------ Excerpted records

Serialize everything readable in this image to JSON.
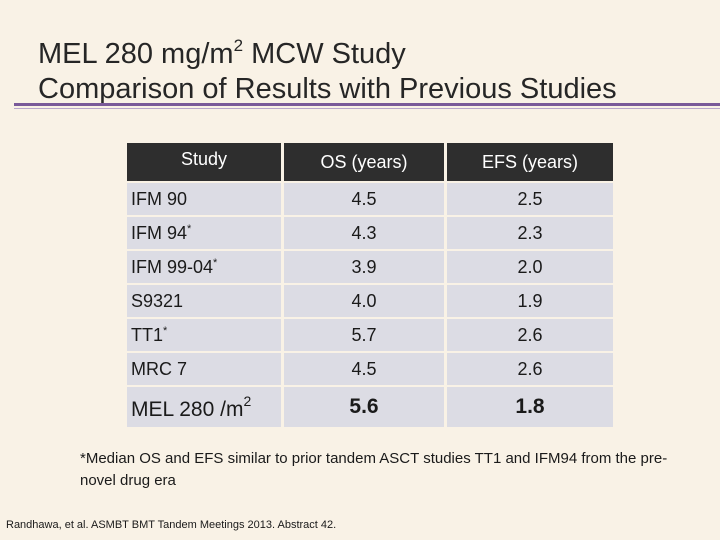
{
  "title": {
    "line1_prefix": "MEL 280 mg/m",
    "line1_sup": "2",
    "line1_suffix": " MCW Study",
    "line2": "Comparison of Results with Previous Studies"
  },
  "table": {
    "headers": [
      "Study",
      "OS (years)",
      "EFS (years)"
    ],
    "rows": [
      {
        "study": "IFM 90",
        "mark": "",
        "os": "4.5",
        "efs": "2.5"
      },
      {
        "study": "IFM 94",
        "mark": "*",
        "os": "4.3",
        "efs": "2.3"
      },
      {
        "study": "IFM 99-04",
        "mark": "*",
        "os": "3.9",
        "efs": "2.0"
      },
      {
        "study": "S9321",
        "mark": "",
        "os": "4.0",
        "efs": "1.9"
      },
      {
        "study": "TT1",
        "mark": "*",
        "os": "5.7",
        "efs": "2.6"
      },
      {
        "study": "MRC 7",
        "mark": "",
        "os": "4.5",
        "efs": "2.6"
      },
      {
        "study": "MEL 280 /m",
        "mark": "2",
        "os": "5.6",
        "efs": "1.8"
      }
    ]
  },
  "footnote": "*Median OS and EFS similar to prior tandem ASCT studies TT1 and IFM94 from the pre-novel drug era",
  "citation": "Randhawa, et al. ASMBT BMT Tandem Meetings 2013. Abstract 42."
}
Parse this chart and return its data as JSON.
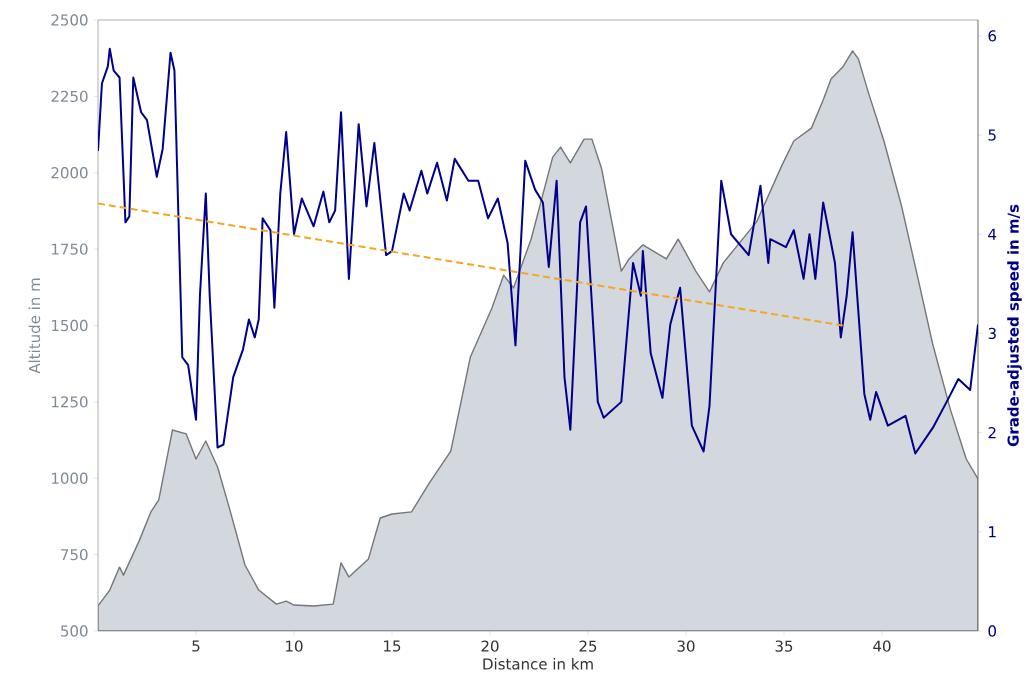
{
  "chart_data": {
    "type": "area",
    "xlabel": "Distance in km",
    "ylabel": "Altitude in m",
    "y2label": "Grade-adjusted speed in m/s",
    "xlim": [
      0,
      44.9
    ],
    "xticks": [
      5,
      10,
      15,
      20,
      25,
      30,
      35,
      40
    ],
    "ylim": [
      500,
      2500
    ],
    "yticks": [
      500,
      750,
      1000,
      1250,
      1500,
      1750,
      2000,
      2250,
      2500
    ],
    "y2lim": [
      0,
      6.16
    ],
    "y2ticks": [
      0,
      1,
      2,
      3,
      4,
      5,
      6
    ],
    "series": [
      {
        "color": "#d3d7de",
        "x": [
          0,
          0.6,
          1.1,
          1.3,
          2.1,
          2.7,
          3.1,
          3.8,
          4.5,
          5.0,
          5.5,
          6.1,
          6.7,
          7.5,
          8.2,
          9.1,
          9.6,
          10.0,
          11.0,
          12.0,
          12.4,
          12.8,
          13.8,
          14.4,
          15.0,
          16.0,
          16.9,
          18.0,
          19.0,
          20.1,
          20.7,
          21.2,
          22.1,
          23.2,
          23.6,
          24.1,
          24.8,
          25.2,
          25.7,
          26.7,
          27.1,
          27.8,
          29.0,
          29.6,
          30.5,
          31.2,
          31.9,
          33.6,
          34.9,
          35.5,
          36.4,
          37.0,
          37.4,
          38.0,
          38.5,
          38.8,
          39.3,
          40.1,
          41.0,
          41.8,
          42.6,
          43.5,
          44.3,
          44.9
        ],
        "values": [
          582,
          634,
          709,
          683,
          795,
          890,
          929,
          1158,
          1145,
          1063,
          1122,
          1037,
          903,
          716,
          634,
          588,
          598,
          585,
          582,
          588,
          723,
          677,
          736,
          870,
          883,
          890,
          984,
          1089,
          1397,
          1557,
          1665,
          1623,
          1783,
          2051,
          2084,
          2032,
          2110,
          2110,
          2012,
          1678,
          1718,
          1764,
          1718,
          1783,
          1678,
          1610,
          1705,
          1839,
          2025,
          2104,
          2146,
          2238,
          2307,
          2346,
          2399,
          2372,
          2264,
          2104,
          1891,
          1665,
          1436,
          1223,
          1063,
          998
        ]
      },
      {
        "type": "line",
        "axis": "y2",
        "color": "#00008b",
        "x": [
          0,
          0.2,
          0.5,
          0.6,
          0.8,
          1.1,
          1.4,
          1.6,
          1.8,
          2.2,
          2.5,
          3.0,
          3.3,
          3.7,
          3.9,
          4.3,
          4.6,
          5.0,
          5.2,
          5.5,
          5.7,
          6.1,
          6.4,
          6.9,
          7.4,
          7.7,
          8.0,
          8.2,
          8.4,
          8.8,
          9.0,
          9.3,
          9.6,
          10.0,
          10.4,
          11.0,
          11.5,
          11.8,
          12.1,
          12.4,
          12.8,
          13.3,
          13.7,
          14.1,
          14.7,
          15.0,
          15.6,
          15.9,
          16.5,
          16.8,
          17.3,
          17.8,
          18.2,
          18.9,
          19.4,
          19.9,
          20.4,
          20.9,
          21.3,
          21.8,
          22.3,
          22.7,
          23.0,
          23.4,
          23.8,
          24.1,
          24.6,
          24.9,
          25.5,
          25.8,
          26.7,
          27.3,
          27.7,
          27.8,
          28.2,
          28.8,
          29.2,
          29.7,
          30.3,
          30.9,
          31.2,
          31.8,
          32.3,
          33.2,
          33.8,
          34.2,
          34.3,
          35.1,
          35.5,
          36.0,
          36.3,
          36.6,
          37.0,
          37.6,
          37.9,
          38.2,
          38.5,
          39.1,
          39.4,
          39.7,
          40.3,
          41.2,
          41.7,
          42.6,
          43.3,
          43.9,
          44.5,
          44.9
        ],
        "values": [
          4.84,
          5.52,
          5.69,
          5.87,
          5.65,
          5.58,
          4.12,
          4.18,
          5.58,
          5.23,
          5.15,
          4.58,
          4.86,
          5.83,
          5.65,
          2.76,
          2.68,
          2.13,
          3.38,
          4.41,
          3.38,
          1.85,
          1.88,
          2.56,
          2.84,
          3.14,
          2.96,
          3.14,
          4.16,
          4.04,
          3.26,
          4.41,
          5.03,
          4.0,
          4.36,
          4.08,
          4.43,
          4.12,
          4.24,
          5.23,
          3.55,
          5.11,
          4.28,
          4.92,
          3.79,
          3.83,
          4.41,
          4.24,
          4.64,
          4.41,
          4.72,
          4.34,
          4.76,
          4.54,
          4.54,
          4.16,
          4.36,
          3.91,
          2.88,
          4.74,
          4.45,
          4.32,
          3.67,
          4.54,
          2.56,
          2.03,
          4.12,
          4.28,
          2.31,
          2.15,
          2.31,
          3.71,
          3.38,
          3.83,
          2.8,
          2.35,
          3.09,
          3.46,
          2.07,
          1.81,
          2.27,
          4.54,
          4.0,
          3.79,
          4.49,
          3.71,
          3.95,
          3.87,
          4.04,
          3.55,
          4.0,
          3.55,
          4.32,
          3.71,
          2.96,
          3.38,
          4.02,
          2.39,
          2.13,
          2.41,
          2.07,
          2.17,
          1.79,
          2.05,
          2.31,
          2.54,
          2.43,
          3.09
        ]
      },
      {
        "type": "line",
        "axis": "y2",
        "color": "#f5a623",
        "line_style": "dashed",
        "x": [
          0,
          38
        ],
        "values": [
          4.31,
          3.08
        ]
      }
    ]
  }
}
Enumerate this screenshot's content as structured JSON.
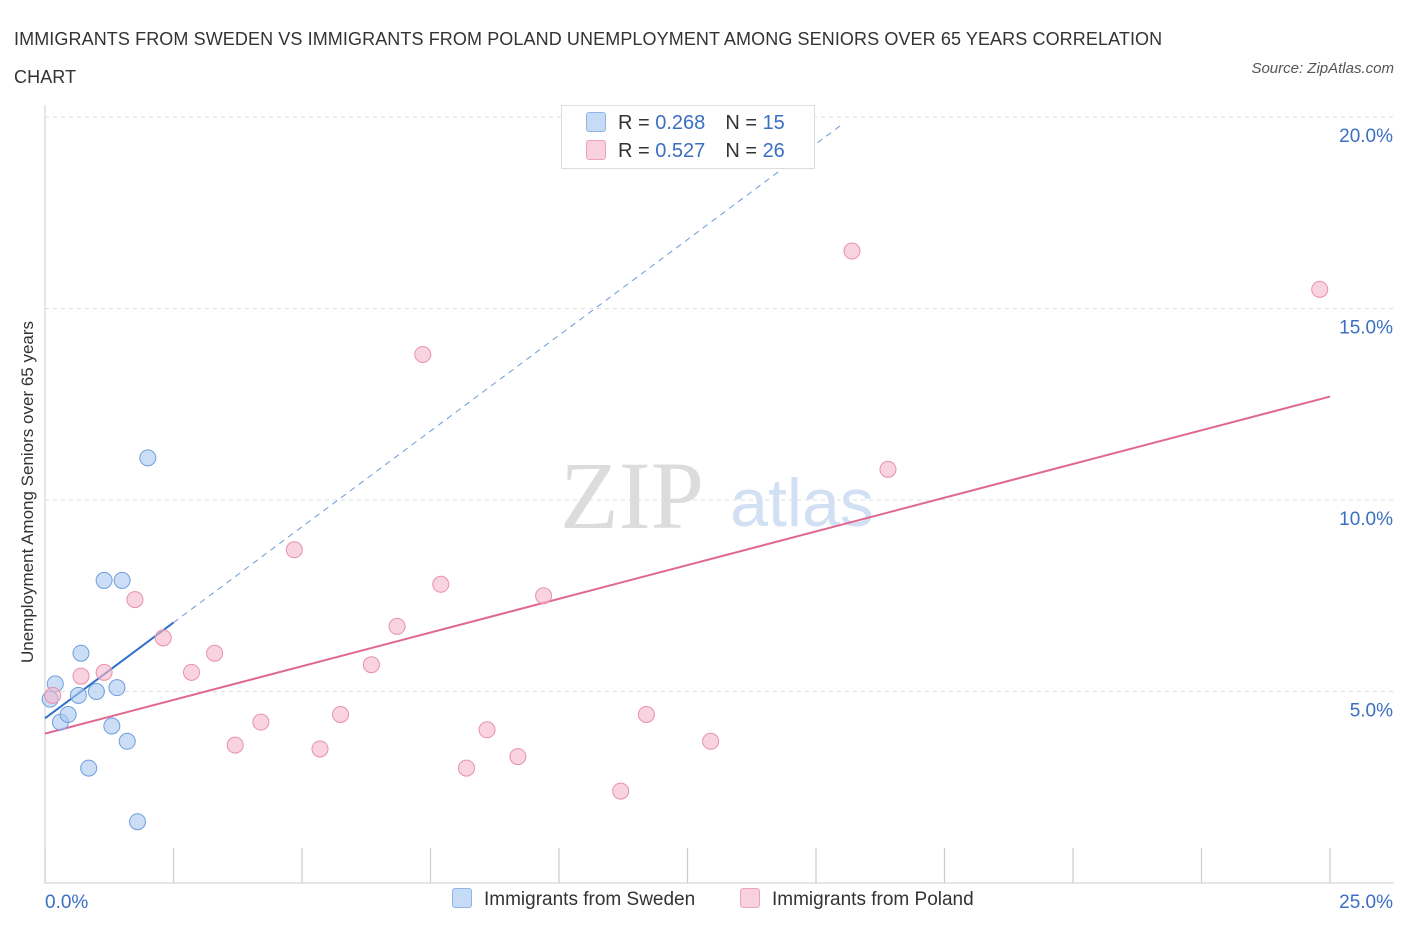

------------

Copy out all the data without changing anything, and drop the pictures.

Serialize everything readable in this image to JSON.
{
  "title": {
    "line1_prefix": "MEL 280 mg/m",
    "line1_sup": "2",
    "line1_suffix": " MCW Study",
    "line2": "Comparison of Results with Previous Studies"
  },
  "table": {
    "headers": [
      "Study",
      "OS (years)",
      "EFS (years)"
    ],
    "rows": [
      {
        "study": "IFM 90",
        "mark": "",
        "os": "4.5",
        "efs": "2.5"
      },
      {
        "study": "IFM 94",
        "mark": "*",
        "os": "4.3",
        "efs": "2.3"
      },
      {
        "study": "IFM 99-04",
        "mark": "*",
        "os": "3.9",
        "efs": "2.0"
      },
      {
        "study": "S9321",
        "mark": "",
        "os": "4.0",
        "efs": "1.9"
      },
      {
        "study": "TT1",
        "mark": "*",
        "os": "5.7",
        "efs": "2.6"
      },
      {
        "study": "MRC 7",
        "mark": "",
        "os": "4.5",
        "efs": "2.6"
      },
      {
        "study": "MEL 280 /m",
        "mark": "2",
        "os": "5.6",
        "efs": "1.8"
      }
    ]
  },
  "footnote": "*Median OS and EFS similar to prior tandem ASCT studies TT1 and IFM94 from the pre-novel drug era",
  "citation": "Randhawa, et al. ASMBT BMT Tandem Meetings 2013. Abstract 42."
}
Parse this chart and return its data as JSON.
{
  "chart_data": {
    "type": "area",
    "xlabel": "Distance in km",
    "ylabel": "Altitude in m",
    "y2label": "Grade-adjusted speed in m/s",
    "xlim": [
      0,
      44.9
    ],
    "xticks": [
      5,
      10,
      15,
      20,
      25,
      30,
      35,
      40
    ],
    "ylim": [
      500,
      2500
    ],
    "yticks": [
      500,
      750,
      1000,
      1250,
      1500,
      1750,
      2000,
      2250,
      2500
    ],
    "y2lim": [
      0,
      6.16
    ],
    "y2ticks": [
      0,
      1,
      2,
      3,
      4,
      5,
      6
    ],
    "series": [
      {
        "color": "#d3d7de",
        "x": [
          0,
          0.6,
          1.1,
          1.3,
          2.1,
          2.7,
          3.1,
          3.8,
          4.5,
          5.0,
          5.5,
          6.1,
          6.7,
          7.5,
          8.2,
          9.1,
          9.6,
          10.0,
          11.0,
          12.0,
          12.4,
          12.8,
          13.8,
          14.4,
          15.0,
          16.0,
          16.9,
          18.0,
          19.0,
          20.1,
          20.7,
          21.2,
          22.1,
          23.2,
          23.6,
          24.1,
          24.8,
          25.2,
          25.7,
          26.7,
          27.1,
          27.8,
          29.0,
          29.6,
          30.5,
          31.2,
          31.9,
          33.6,
          34.9,
          35.5,
          36.4,
          37.0,
          37.4,
          38.0,
          38.5,
          38.8,
          39.3,
          40.1,
          41.0,
          41.8,
          42.6,
          43.5,
          44.3,
          44.9
        ],
        "values": [
          582,
          634,
          709,
          683,
          795,
          890,
          929,
          1158,
          1145,
          1063,
          1122,
          1037,
          903,
          716,
          634,
          588,
          598,
          585,
          582,
          588,
          723,
          677,
          736,
          870,
          883,
          890,
          984,
          1089,
          1397,
          1557,
          1665,
          1623,
          1783,
          2051,
          2084,
          2032,
          2110,
          2110,
          2012,
          1678,
          1718,
          1764,
          1718,
          1783,
          1678,
          1610,
          1705,
          1839,
          2025,
          2104,
          2146,
          2238,
          2307,
          2346,
          2399,
          2372,
          2264,
          2104,
          1891,
          1665,
          1436,
          1223,
          1063,
          998
        ]
      },
      {
        "type": "line",
        "axis": "y2",
        "color": "#00008b",
        "x": [
          0,
          0.2,
          0.5,
          0.6,
          0.8,
          1.1,
          1.4,
          1.6,
          1.8,
          2.2,
          2.5,
          3.0,
          3.3,
          3.7,
          3.9,
          4.3,
          4.6,
          5.0,
          5.2,
          5.5,
          5.7,
          6.1,
          6.4,
          6.9,
          7.4,
          7.7,
          8.0,
          8.2,
          8.4,
          8.8,
          9.0,
          9.3,
          9.6,
          10.0,
          10.4,
          11.0,
          11.5,
          11.8,
          12.1,
          12.4,
          12.8,
          13.3,
          13.7,
          14.1,
          14.7,
          15.0,
          15.6,
          15.9,
          16.5,
          16.8,
          17.3,
          17.8,
          18.2,
          18.9,
          19.4,
          19.9,
          20.4,
          20.9,
          21.3,
          21.8,
          22.3,
          22.7,
          23.0,
          23.4,
          23.8,
          24.1,
          24.6,
          24.9,
          25.5,
          25.8,
          26.7,
          27.3,
          27.7,
          27.8,
          28.2,
          28.8,
          29.2,
          29.7,
          30.3,
          30.9,
          31.2,
          31.8,
          32.3,
          33.2,
          33.8,
          34.2,
          34.3,
          35.1,
          35.5,
          36.0,
          36.3,
          36.6,
          37.0,
          37.6,
          37.9,
          38.2,
          38.5,
          39.1,
          39.4,
          39.7,
          40.3,
          41.2,
          41.7,
          42.6,
          43.3,
          43.9,
          44.5,
          44.9
        ],
        "values": [
          4.84,
          5.52,
          5.69,
          5.87,
          5.65,
          5.58,
          4.12,
          4.18,
          5.58,
          5.23,
          5.15,
          4.58,
          4.86,
          5.83,
          5.65,
          2.76,
          2.68,
          2.13,
          3.38,
          4.41,
          3.38,
          1.85,
          1.88,
          2.56,
          2.84,
          3.14,
          2.96,
          3.14,
          4.16,
          4.04,
          3.26,
          4.41,
          5.03,
          4.0,
          4.36,
          4.08,
          4.43,
          4.12,
          4.24,
          5.23,
          3.55,
          5.11,
          4.28,
          4.92,
          3.79,
          3.83,
          4.41,
          4.24,
          4.64,
          4.41,
          4.72,
          4.34,
          4.76,
          4.54,
          4.54,
          4.16,
          4.36,
          3.91,
          2.88,
          4.74,
          4.45,
          4.32,
          3.67,
          4.54,
          2.56,
          2.03,
          4.12,
          4.28,
          2.31,
          2.15,
          2.31,
          3.71,
          3.38,
          3.83,
          2.8,
          2.35,
          3.09,
          3.46,
          2.07,
          1.81,
          2.27,
          4.54,
          4.0,
          3.79,
          4.49,
          3.71,
          3.95,
          3.87,
          4.04,
          3.55,
          4.0,
          3.55,
          4.32,
          3.71,
          2.96,
          3.38,
          4.02,
          2.39,
          2.13,
          2.41,
          2.07,
          2.17,
          1.79,
          2.05,
          2.31,
          2.54,
          2.43,
          3.09
        ]
      },
      {
        "type": "line",
        "axis": "y2",
        "color": "#f5a623",
        "line_style": "dashed",
        "x": [
          0,
          38
        ],
        "values": [
          4.31,
          3.08
        ]
      }
    ]
  }
}
Enumerate this screenshot's content as structured JSON.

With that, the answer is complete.